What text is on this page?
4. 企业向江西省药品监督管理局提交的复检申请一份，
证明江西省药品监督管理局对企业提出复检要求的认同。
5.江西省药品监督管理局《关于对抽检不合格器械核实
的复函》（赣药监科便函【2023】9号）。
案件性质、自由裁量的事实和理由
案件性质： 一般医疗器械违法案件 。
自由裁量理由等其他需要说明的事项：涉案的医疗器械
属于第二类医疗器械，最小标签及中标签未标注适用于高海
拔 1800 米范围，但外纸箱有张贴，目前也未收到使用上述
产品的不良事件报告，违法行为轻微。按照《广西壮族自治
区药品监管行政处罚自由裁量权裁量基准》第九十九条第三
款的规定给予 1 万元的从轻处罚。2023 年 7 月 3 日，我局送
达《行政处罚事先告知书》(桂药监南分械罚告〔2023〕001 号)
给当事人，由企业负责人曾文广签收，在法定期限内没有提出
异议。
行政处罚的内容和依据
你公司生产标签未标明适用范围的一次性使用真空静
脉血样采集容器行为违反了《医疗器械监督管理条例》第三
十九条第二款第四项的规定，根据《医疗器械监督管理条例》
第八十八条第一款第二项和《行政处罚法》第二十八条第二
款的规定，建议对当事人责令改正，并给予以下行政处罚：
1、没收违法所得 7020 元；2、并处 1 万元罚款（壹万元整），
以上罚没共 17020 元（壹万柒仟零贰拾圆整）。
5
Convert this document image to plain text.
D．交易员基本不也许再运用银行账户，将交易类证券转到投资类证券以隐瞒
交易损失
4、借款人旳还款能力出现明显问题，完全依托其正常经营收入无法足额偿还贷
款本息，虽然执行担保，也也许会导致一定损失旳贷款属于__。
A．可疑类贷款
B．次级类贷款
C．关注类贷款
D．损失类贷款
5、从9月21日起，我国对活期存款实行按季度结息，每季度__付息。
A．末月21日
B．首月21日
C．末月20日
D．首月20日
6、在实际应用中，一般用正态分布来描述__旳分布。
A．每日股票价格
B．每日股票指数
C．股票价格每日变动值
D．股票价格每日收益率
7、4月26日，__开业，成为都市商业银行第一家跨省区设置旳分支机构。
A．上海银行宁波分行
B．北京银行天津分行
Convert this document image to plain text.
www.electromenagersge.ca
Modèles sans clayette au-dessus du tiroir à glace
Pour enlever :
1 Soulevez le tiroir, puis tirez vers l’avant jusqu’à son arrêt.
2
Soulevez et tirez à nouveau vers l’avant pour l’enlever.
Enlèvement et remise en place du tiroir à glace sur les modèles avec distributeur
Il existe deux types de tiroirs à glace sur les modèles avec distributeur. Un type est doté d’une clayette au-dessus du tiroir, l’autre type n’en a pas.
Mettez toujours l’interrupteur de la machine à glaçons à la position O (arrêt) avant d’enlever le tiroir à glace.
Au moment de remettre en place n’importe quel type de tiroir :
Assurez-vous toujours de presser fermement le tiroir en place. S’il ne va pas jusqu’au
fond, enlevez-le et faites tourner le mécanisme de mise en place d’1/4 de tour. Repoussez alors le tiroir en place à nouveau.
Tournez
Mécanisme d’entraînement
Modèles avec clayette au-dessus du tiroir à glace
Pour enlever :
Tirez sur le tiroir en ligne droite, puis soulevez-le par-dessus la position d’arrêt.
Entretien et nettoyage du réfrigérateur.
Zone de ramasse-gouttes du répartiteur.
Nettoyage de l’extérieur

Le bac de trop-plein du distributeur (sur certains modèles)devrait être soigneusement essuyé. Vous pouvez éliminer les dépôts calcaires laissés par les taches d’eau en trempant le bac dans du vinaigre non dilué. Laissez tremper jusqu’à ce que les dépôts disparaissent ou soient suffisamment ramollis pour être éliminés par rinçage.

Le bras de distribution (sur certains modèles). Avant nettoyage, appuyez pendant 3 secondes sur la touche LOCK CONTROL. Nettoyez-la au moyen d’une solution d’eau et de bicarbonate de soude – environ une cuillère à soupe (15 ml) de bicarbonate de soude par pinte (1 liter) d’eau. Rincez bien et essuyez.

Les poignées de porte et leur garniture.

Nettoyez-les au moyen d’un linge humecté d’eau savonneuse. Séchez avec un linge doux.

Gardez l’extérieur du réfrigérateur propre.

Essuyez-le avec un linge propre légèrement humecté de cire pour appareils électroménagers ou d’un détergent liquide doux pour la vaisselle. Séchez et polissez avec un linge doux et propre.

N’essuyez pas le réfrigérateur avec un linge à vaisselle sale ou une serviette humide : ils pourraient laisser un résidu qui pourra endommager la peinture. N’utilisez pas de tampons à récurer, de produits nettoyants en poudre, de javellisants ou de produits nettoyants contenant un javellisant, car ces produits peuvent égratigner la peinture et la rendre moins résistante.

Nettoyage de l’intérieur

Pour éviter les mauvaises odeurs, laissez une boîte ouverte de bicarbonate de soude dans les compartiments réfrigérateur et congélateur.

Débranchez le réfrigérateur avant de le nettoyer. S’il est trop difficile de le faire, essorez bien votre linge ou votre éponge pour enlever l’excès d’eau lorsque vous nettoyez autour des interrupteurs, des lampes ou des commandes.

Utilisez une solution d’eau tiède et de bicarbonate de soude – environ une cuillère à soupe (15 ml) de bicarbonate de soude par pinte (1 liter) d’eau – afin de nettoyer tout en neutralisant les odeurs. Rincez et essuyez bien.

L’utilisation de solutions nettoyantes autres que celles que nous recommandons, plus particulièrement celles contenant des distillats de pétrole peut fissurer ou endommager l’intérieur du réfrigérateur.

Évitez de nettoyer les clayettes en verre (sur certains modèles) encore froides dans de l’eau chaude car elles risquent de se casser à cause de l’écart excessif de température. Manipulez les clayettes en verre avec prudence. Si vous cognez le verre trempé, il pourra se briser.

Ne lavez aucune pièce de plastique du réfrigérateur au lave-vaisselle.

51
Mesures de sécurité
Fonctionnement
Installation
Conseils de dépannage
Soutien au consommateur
========================================
### [GOAL OF THE EXERCISE]
Write out all records exactly, keeping every detail.

### [RESPONSE FOR THIS EXERCISE]
What text is on this page?
4. 企业向江西省药品监督管理局提交的复检申请一份，
证明江西省药品监督管理局对企业提出复检要求的认同。
5.江西省药品监督管理局《关于对抽检不合格器械核实
的复函》（赣药监科便函【2023】9号）。
案件性质、自由裁量的事实和理由
案件性质： 一般医疗器械违法案件 。
自由裁量理由等其他需要说明的事项：涉案的医疗器械
属于第二类医疗器械，最小标签及中标签未标注适用于高海
拔 1800 米范围，但外纸箱有张贴，目前也未收到使用上述
产品的不良事件报告，违法行为轻微。按照《广西壮族自治
区药品监管行政处罚自由裁量权裁量基准》第九十九条第三
款的规定给予 1 万元的从轻处罚。2023 年 7 月 3 日，我局送
达《行政处罚事先告知书》(桂药监南分械罚告〔2023〕001 号)
给当事人，由企业负责人曾文广签收，在法定期限内没有提出
异议。
行政处罚的内容和依据
你公司生产标签未标明适用范围的一次性使用真空静
脉血样采集容器行为违反了《医疗器械监督管理条例》第三
十九条第二款第四项的规定，根据《医疗器械监督管理条例》
第八十八条第一款第二项和《行政处罚法》第二十八条第二
款的规定，建议对当事人责令改正，并给予以下行政处罚：
1、没收违法所得 7020 元；2、并处 1 万元罚款（壹万元整），
以上罚没共 17020 元（壹万柒仟零贰拾圆整）。
5
Convert this document image to plain text.
D．交易员基本不也许再运用银行账户，将交易类证券转到投资类证券以隐瞒
交易损失
4、借款人旳还款能力出现明显问题，完全依托其正常经营收入无法足额偿还贷
款本息，虽然执行担保，也也许会导致一定损失旳贷款属于__。
A．可疑类贷款
B．次级类贷款
C．关注类贷款
D．损失类贷款
5、从9月21日起，我国对活期存款实行按季度结息，每季度__付息。
A．末月21日
B．首月21日
C．末月20日
D．首月20日
6、在实际应用中，一般用正态分布来描述__旳分布。
A．每日股票价格
B．每日股票指数
C．股票价格每日变动值
D．股票价格每日收益率
7、4月26日，__开业，成为都市商业银行第一家跨省区设置旳分支机构。
A．上海银行宁波分行
B．北京银行天津分行
Convert this document image to plain text.
www.electromenagersge.ca
Modèles sans clayette au-dessus du tiroir à glace
Pour enlever :
1 Soulevez le tiroir, puis tirez vers l’avant jusqu’à son arrêt.
2
Soulevez et tirez à nouveau vers l’avant pour l’enlever.
Enlèvement et remise en place du tiroir à glace sur les modèles avec distributeur
Il existe deux types de tiroirs à glace sur les modèles avec distributeur. Un type est doté d’une clayette au-dessus du tiroir, l’autre type n’en a pas.
Mettez toujours l’interrupteur de la machine à glaçons à la position O (arrêt) avant d’enlever le tiroir à glace.
Au moment de remettre en place n’importe quel type de tiroir :
Assurez-vous toujours de presser fermement le tiroir en place. S’il ne va pas jusqu’au
fond, enlevez-le et faites tourner le mécanisme de mise en place d’1/4 de tour. Repoussez alors le tiroir en place à nouveau.
Tournez
Mécanisme d’entraînement
Modèles avec clayette au-dessus du tiroir à glace
Pour enlever :
Tirez sur le tiroir en ligne droite, puis soulevez-le par-dessus la position d’arrêt.
Entretien et nettoyage du réfrigérateur.
Zone de ramasse-gouttes du répartiteur.
Nettoyage de l’extérieur

Le bac de trop-plein du distributeur (sur certains modèles)devrait être soigneusement essuyé. Vous pouvez éliminer les dépôts calcaires laissés par les taches d’eau en trempant le bac dans du vinaigre non dilué. Laissez tremper jusqu’à ce que les dépôts disparaissent ou soient suffisamment ramollis pour être éliminés par rinçage.

Le bras de distribution (sur certains modèles). Avant nettoyage, appuyez pendant 3 secondes sur la touche LOCK CONTROL. Nettoyez-la au moyen d’une solution d’eau et de bicarbonate de soude – environ une cuillère à soupe (15 ml) de bicarbonate de soude par pinte (1 liter) d’eau. Rincez bien et essuyez.

Les poignées de porte et leur garniture.

Nettoyez-les au moyen d’un linge humecté d’eau savonneuse. Séchez avec un linge doux.

Gardez l’extérieur du réfrigérateur propre.

Essuyez-le avec un linge propre légèrement humecté de cire pour appareils électroménagers ou d’un détergent liquide doux pour la vaisselle. Séchez et polissez avec un linge doux et propre.

N’essuyez pas le réfrigérateur avec un linge à vaisselle sale ou une serviette humide : ils pourraient laisser un résidu qui pourra endommager la peinture. N’utilisez pas de tampons à récurer, de produits nettoyants en poudre, de javellisants ou de produits nettoyants contenant un javellisant, car ces produits peuvent égratigner la peinture et la rendre moins résistante.

Nettoyage de l’intérieur

Pour éviter les mauvaises odeurs, laissez une boîte ouverte de bicarbonate de soude dans les compartiments réfrigérateur et congélateur.

Débranchez le réfrigérateur avant de le nettoyer. S’il est trop difficile de le faire, essorez bien votre linge ou votre éponge pour enlever l’excès d’eau lorsque vous nettoyez autour des interrupteurs, des lampes ou des commandes.

Utilisez une solution d’eau tiède et de bicarbonate de soude – environ une cuillère à soupe (15 ml) de bicarbonate de soude par pinte (1 liter) d’eau – afin de nettoyer tout en neutralisant les odeurs. Rincez et essuyez bien.

L’utilisation de solutions nettoyantes autres que celles que nous recommandons, plus particulièrement celles contenant des distillats de pétrole peut fissurer ou endommager l’intérieur du réfrigérateur.

Évitez de nettoyer les clayettes en verre (sur certains modèles) encore froides dans de l’eau chaude car elles risquent de se casser à cause de l’écart excessif de température. Manipulez les clayettes en verre avec prudence. Si vous cognez le verre trempé, il pourra se briser.

Ne lavez aucune pièce de plastique du réfrigérateur au lave-vaisselle.

51
Mesures de sécurité
Fonctionnement
Installation
Conseils de dépannage
Soutien au consommateur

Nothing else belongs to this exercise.